═══ Input for this task
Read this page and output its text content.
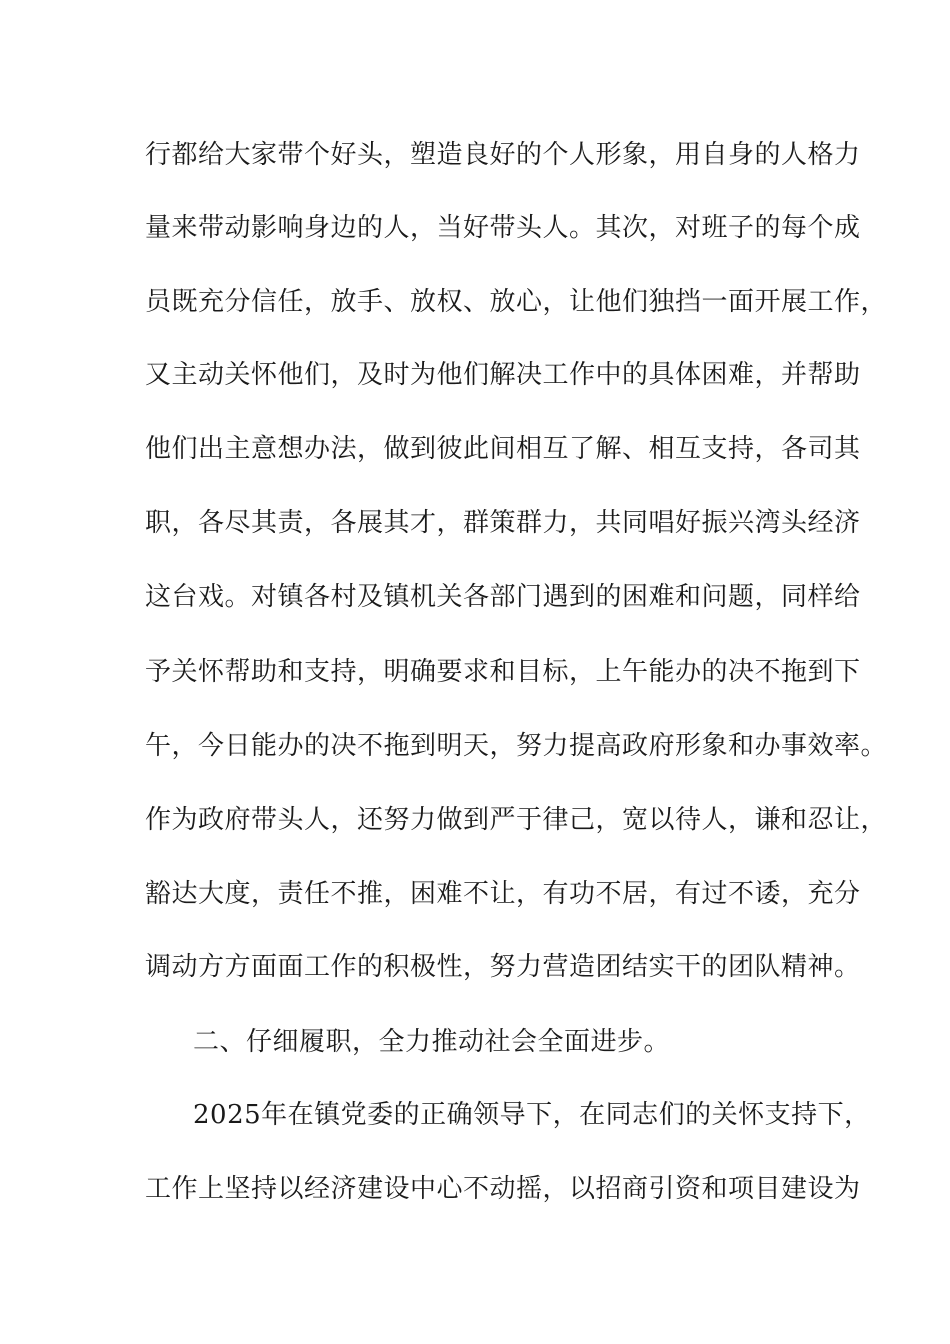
行都给大家带个好头，塑造良好的个人形象，用自身的人格力
量来带动影响身边的人，当好带头人。其次，对班子的每个成
员既充分信任，放手、放权、放心，让他们独挡一面开展工作，
又主动关怀他们，及时为他们解决工作中的具体困难，并帮助
他们出主意想办法，做到彼此间相互了解、相互支持，各司其
职，各尽其责，各展其才，群策群力，共同唱好振兴湾头经济
这台戏。对镇各村及镇机关各部门遇到的困难和问题，同样给
予关怀帮助和支持，明确要求和目标，上午能办的决不拖到下
午，今日能办的决不拖到明天，努力提高政府形象和办事效率。
作为政府带头人，还努力做到严于律己，宽以待人，谦和忍让，
豁达大度，责任不推，困难不让，有功不居，有过不诿，充分
调动方方面面工作的积极性，努力营造团结实干的团队精神。
二、仔细履职，全力推动社会全面进步。
2025年在镇党委的正确领导下，在同志们的关怀支持下，
工作上坚持以经济建设中心不动摇，以招商引资和项目建设为
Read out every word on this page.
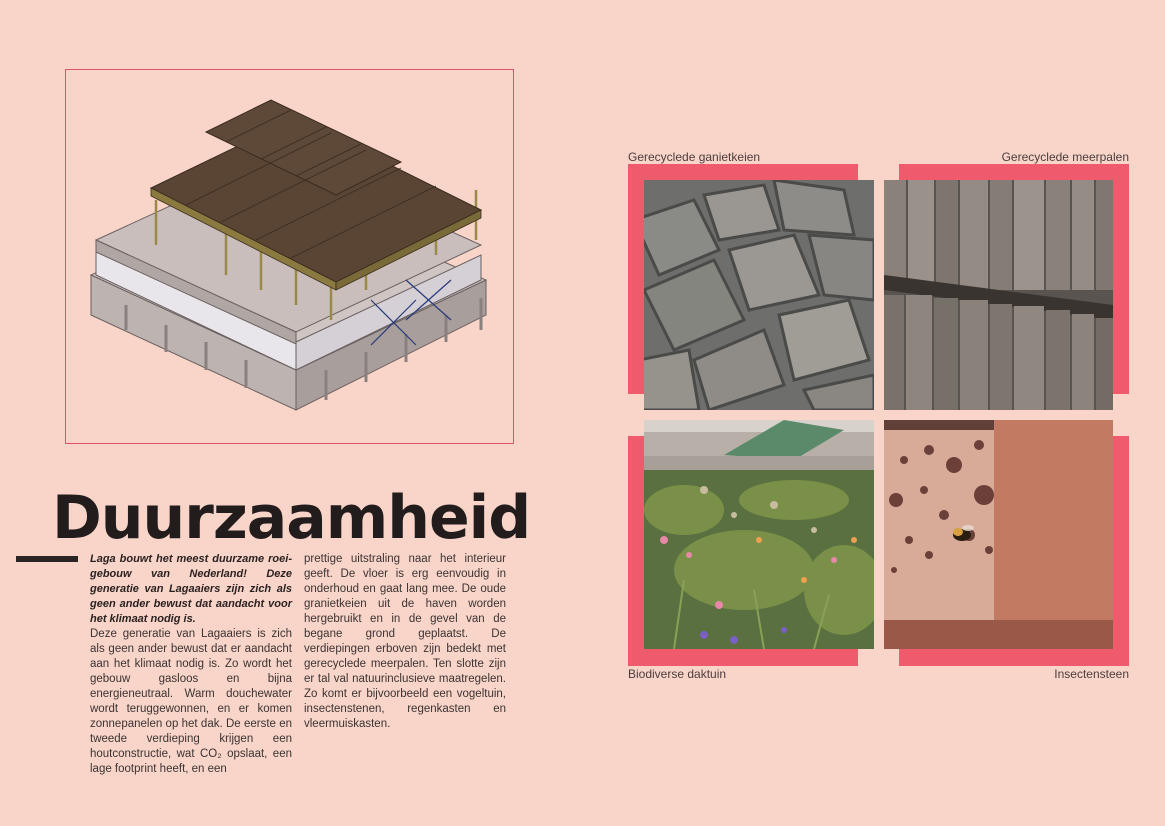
Duurzaamheid

Laga bouwt het meest duurzame roeigebouw van Nederland! Deze generatie van Lagaaiers zijn zich als geen ander bewust dat aandacht voor het klimaat nodig is.

Deze generatie van Lagaaiers is zich als geen ander bewust dat er aandacht aan het klimaat nodig is. Zo wordt het gebouw gasloos en bijna energieneutraal. Warm douchewater wordt teruggewonnen, en er komen zonnepanelen op het dak. De eerste en tweede verdieping krijgen een houtconstructie, wat CO₂ opslaat, een lage footprint heeft, en een

prettige uitstraling naar het interieur geeft. De vloer is erg eenvoudig in onderhoud en gaat lang mee. De oude granietkeien uit de haven worden hergebruikt en in de gevel van de begane grond geplaatst. De verdiepingen erboven zijn bedekt met gerecyclede meerpalen. Ten slotte zijn er tal val natuurinclusieve maatregelen. Zo komt er bijvoorbeeld een vogeltuin, insectenstenen, regenkasten en vleermuiskasten.

Gerecyclede ganietkeien	Gerecyclede meerpalen
Biodiverse daktuin	Insectensteen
══════
**Set problem**. Copy out the whole listing exactly, and don't carry over any pictures.

**Reply to the task**.
Read this page and output its text content.
行都给大家带个好头，塑造良好的个人形象，用自身的人格力
量来带动影响身边的人，当好带头人。其次，对班子的每个成
员既充分信任，放手、放权、放心，让他们独挡一面开展工作，
又主动关怀他们，及时为他们解决工作中的具体困难，并帮助
他们出主意想办法，做到彼此间相互了解、相互支持，各司其
职，各尽其责，各展其才，群策群力，共同唱好振兴湾头经济
这台戏。对镇各村及镇机关各部门遇到的困难和问题，同样给
予关怀帮助和支持，明确要求和目标，上午能办的决不拖到下
午，今日能办的决不拖到明天，努力提高政府形象和办事效率。
作为政府带头人，还努力做到严于律己，宽以待人，谦和忍让，
豁达大度，责任不推，困难不让，有功不居，有过不诿，充分
调动方方面面工作的积极性，努力营造团结实干的团队精神。
二、仔细履职，全力推动社会全面进步。
2025年在镇党委的正确领导下，在同志们的关怀支持下，
工作上坚持以经济建设中心不动摇，以招商引资和项目建设为
Read out every word on this page.
Duurzaamheid

Laga bouwt het meest duurzame roeigebouw van Nederland! Deze generatie van Lagaaiers zijn zich als geen ander bewust dat aandacht voor het klimaat nodig is.

Deze generatie van Lagaaiers is zich als geen ander bewust dat er aandacht aan het klimaat nodig is. Zo wordt het gebouw gasloos en bijna energieneutraal. Warm douchewater wordt teruggewonnen, en er komen zonnepanelen op het dak. De eerste en tweede verdieping krijgen een houtconstructie, wat CO₂ opslaat, een lage footprint heeft, en een

prettige uitstraling naar het interieur geeft. De vloer is erg eenvoudig in onderhoud en gaat lang mee. De oude granietkeien uit de haven worden hergebruikt en in de gevel van de begane grond geplaatst. De verdiepingen erboven zijn bedekt met gerecyclede meerpalen. Ten slotte zijn er tal val natuurinclusieve maatregelen. Zo komt er bijvoorbeeld een vogeltuin, insectenstenen, regenkasten en vleermuiskasten.

Gerecyclede ganietkeien	Gerecyclede meerpalen
Biodiverse daktuin	Insectensteen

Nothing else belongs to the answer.